begin TASK INPUT

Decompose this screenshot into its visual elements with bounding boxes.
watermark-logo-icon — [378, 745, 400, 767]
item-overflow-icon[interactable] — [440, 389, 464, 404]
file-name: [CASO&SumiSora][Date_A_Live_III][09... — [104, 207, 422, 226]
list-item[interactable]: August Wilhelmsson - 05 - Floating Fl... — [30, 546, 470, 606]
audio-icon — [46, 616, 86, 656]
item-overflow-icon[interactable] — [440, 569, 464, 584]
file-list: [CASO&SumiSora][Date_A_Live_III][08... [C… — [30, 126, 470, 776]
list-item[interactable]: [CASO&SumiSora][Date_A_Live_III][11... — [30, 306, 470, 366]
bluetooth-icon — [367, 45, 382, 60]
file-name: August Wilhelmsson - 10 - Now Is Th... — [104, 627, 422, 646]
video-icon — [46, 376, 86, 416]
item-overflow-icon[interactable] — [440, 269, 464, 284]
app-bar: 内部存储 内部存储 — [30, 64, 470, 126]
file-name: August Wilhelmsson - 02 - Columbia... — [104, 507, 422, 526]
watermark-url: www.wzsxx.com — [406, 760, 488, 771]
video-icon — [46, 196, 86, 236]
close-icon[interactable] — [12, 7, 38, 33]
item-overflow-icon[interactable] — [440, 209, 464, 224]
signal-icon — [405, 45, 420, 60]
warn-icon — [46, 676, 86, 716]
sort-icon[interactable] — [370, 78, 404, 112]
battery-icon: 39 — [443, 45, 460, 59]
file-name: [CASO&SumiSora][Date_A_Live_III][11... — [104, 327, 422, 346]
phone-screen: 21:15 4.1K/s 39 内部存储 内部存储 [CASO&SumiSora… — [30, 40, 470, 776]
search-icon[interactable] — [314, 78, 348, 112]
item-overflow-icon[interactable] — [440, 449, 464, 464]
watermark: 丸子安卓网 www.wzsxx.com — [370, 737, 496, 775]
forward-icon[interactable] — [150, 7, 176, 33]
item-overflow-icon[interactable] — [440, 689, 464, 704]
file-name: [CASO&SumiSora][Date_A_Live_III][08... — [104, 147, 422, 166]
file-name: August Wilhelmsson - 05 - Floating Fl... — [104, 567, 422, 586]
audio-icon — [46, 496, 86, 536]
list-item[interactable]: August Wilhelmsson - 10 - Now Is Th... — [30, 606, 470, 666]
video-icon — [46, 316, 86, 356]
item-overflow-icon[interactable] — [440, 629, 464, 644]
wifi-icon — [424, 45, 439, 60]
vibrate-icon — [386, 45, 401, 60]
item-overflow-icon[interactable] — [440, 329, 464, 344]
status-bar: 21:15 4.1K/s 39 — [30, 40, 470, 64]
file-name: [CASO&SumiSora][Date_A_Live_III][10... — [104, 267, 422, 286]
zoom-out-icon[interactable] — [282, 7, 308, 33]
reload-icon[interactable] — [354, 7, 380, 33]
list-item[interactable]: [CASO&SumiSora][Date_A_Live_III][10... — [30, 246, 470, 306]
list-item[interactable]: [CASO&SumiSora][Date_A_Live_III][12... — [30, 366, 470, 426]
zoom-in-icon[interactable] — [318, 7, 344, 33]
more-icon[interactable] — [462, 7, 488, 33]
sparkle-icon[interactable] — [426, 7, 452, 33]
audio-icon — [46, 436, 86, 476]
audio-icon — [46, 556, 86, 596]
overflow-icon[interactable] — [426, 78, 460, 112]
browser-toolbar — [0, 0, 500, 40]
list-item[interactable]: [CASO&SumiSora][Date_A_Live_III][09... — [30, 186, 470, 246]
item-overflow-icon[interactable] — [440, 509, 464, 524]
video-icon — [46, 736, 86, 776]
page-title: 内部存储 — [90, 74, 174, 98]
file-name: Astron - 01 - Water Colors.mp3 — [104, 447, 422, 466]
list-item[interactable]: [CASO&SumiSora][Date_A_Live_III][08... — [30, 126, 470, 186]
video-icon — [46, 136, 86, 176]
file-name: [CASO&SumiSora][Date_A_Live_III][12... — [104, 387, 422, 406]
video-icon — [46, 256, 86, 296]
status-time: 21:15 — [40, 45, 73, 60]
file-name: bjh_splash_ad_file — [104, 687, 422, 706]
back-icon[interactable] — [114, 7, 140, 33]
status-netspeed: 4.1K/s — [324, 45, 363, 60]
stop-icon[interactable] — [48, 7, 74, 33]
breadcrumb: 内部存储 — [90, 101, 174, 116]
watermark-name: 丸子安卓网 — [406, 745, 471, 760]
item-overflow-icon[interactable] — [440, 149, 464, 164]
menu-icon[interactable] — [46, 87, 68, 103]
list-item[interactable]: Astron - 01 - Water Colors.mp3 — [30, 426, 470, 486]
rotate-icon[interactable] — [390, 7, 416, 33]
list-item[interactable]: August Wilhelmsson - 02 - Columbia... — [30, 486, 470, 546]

end TASK INPUT

(WHAT TO PRODUCE) Reproduce the entries with each "item-overflow-icon" changed to "row-menu-icon", leaving everything else as it is.

(EXPECTED OUTPUT)
Decompose this screenshot into its visual elements with bounding boxes.
watermark-logo-icon — [378, 745, 400, 767]
row-menu-icon[interactable] — [440, 389, 464, 404]
file-name: [CASO&SumiSora][Date_A_Live_III][09... — [104, 207, 422, 226]
list-item[interactable]: August Wilhelmsson - 05 - Floating Fl... — [30, 546, 470, 606]
audio-icon — [46, 616, 86, 656]
row-menu-icon[interactable] — [440, 569, 464, 584]
file-list: [CASO&SumiSora][Date_A_Live_III][08... [C… — [30, 126, 470, 776]
list-item[interactable]: [CASO&SumiSora][Date_A_Live_III][11... — [30, 306, 470, 366]
bluetooth-icon — [367, 45, 382, 60]
file-name: August Wilhelmsson - 10 - Now Is Th... — [104, 627, 422, 646]
video-icon — [46, 376, 86, 416]
row-menu-icon[interactable] — [440, 269, 464, 284]
app-bar: 内部存储 内部存储 — [30, 64, 470, 126]
file-name: August Wilhelmsson - 02 - Columbia... — [104, 507, 422, 526]
watermark-url: www.wzsxx.com — [406, 760, 488, 771]
video-icon — [46, 196, 86, 236]
close-icon[interactable] — [12, 7, 38, 33]
row-menu-icon[interactable] — [440, 209, 464, 224]
signal-icon — [405, 45, 420, 60]
warn-icon — [46, 676, 86, 716]
sort-icon[interactable] — [370, 78, 404, 112]
battery-icon: 39 — [443, 45, 460, 59]
file-name: [CASO&SumiSora][Date_A_Live_III][11... — [104, 327, 422, 346]
phone-screen: 21:15 4.1K/s 39 内部存储 内部存储 [CASO&SumiSora… — [30, 40, 470, 776]
search-icon[interactable] — [314, 78, 348, 112]
row-menu-icon[interactable] — [440, 449, 464, 464]
watermark: 丸子安卓网 www.wzsxx.com — [370, 737, 496, 775]
forward-icon[interactable] — [150, 7, 176, 33]
row-menu-icon[interactable] — [440, 689, 464, 704]
file-name: [CASO&SumiSora][Date_A_Live_III][08... — [104, 147, 422, 166]
file-name: August Wilhelmsson - 05 - Floating Fl... — [104, 567, 422, 586]
audio-icon — [46, 496, 86, 536]
list-item[interactable]: August Wilhelmsson - 10 - Now Is Th... — [30, 606, 470, 666]
video-icon — [46, 316, 86, 356]
row-menu-icon[interactable] — [440, 629, 464, 644]
wifi-icon — [424, 45, 439, 60]
vibrate-icon — [386, 45, 401, 60]
row-menu-icon[interactable] — [440, 329, 464, 344]
status-bar: 21:15 4.1K/s 39 — [30, 40, 470, 64]
file-name: [CASO&SumiSora][Date_A_Live_III][10... — [104, 267, 422, 286]
zoom-out-icon[interactable] — [282, 7, 308, 33]
reload-icon[interactable] — [354, 7, 380, 33]
list-item[interactable]: [CASO&SumiSora][Date_A_Live_III][10... — [30, 246, 470, 306]
list-item[interactable]: [CASO&SumiSora][Date_A_Live_III][12... — [30, 366, 470, 426]
zoom-in-icon[interactable] — [318, 7, 344, 33]
more-icon[interactable] — [462, 7, 488, 33]
sparkle-icon[interactable] — [426, 7, 452, 33]
audio-icon — [46, 436, 86, 476]
audio-icon — [46, 556, 86, 596]
overflow-icon[interactable] — [426, 78, 460, 112]
browser-toolbar — [0, 0, 500, 40]
list-item[interactable]: [CASO&SumiSora][Date_A_Live_III][09... — [30, 186, 470, 246]
row-menu-icon[interactable] — [440, 509, 464, 524]
video-icon — [46, 736, 86, 776]
page-title: 内部存储 — [90, 74, 174, 98]
file-name: Astron - 01 - Water Colors.mp3 — [104, 447, 422, 466]
list-item[interactable]: [CASO&SumiSora][Date_A_Live_III][08... — [30, 126, 470, 186]
video-icon — [46, 136, 86, 176]
file-name: [CASO&SumiSora][Date_A_Live_III][12... — [104, 387, 422, 406]
video-icon — [46, 256, 86, 296]
status-time: 21:15 — [40, 45, 73, 60]
file-name: bjh_splash_ad_file — [104, 687, 422, 706]
back-icon[interactable] — [114, 7, 140, 33]
status-netspeed: 4.1K/s — [324, 45, 363, 60]
stop-icon[interactable] — [48, 7, 74, 33]
breadcrumb: 内部存储 — [90, 101, 174, 116]
watermark-name: 丸子安卓网 — [406, 745, 471, 760]
row-menu-icon[interactable] — [440, 149, 464, 164]
menu-icon[interactable] — [46, 87, 68, 103]
list-item[interactable]: Astron - 01 - Water Colors.mp3 — [30, 426, 470, 486]
rotate-icon[interactable] — [390, 7, 416, 33]
list-item[interactable]: August Wilhelmsson - 02 - Columbia... — [30, 486, 470, 546]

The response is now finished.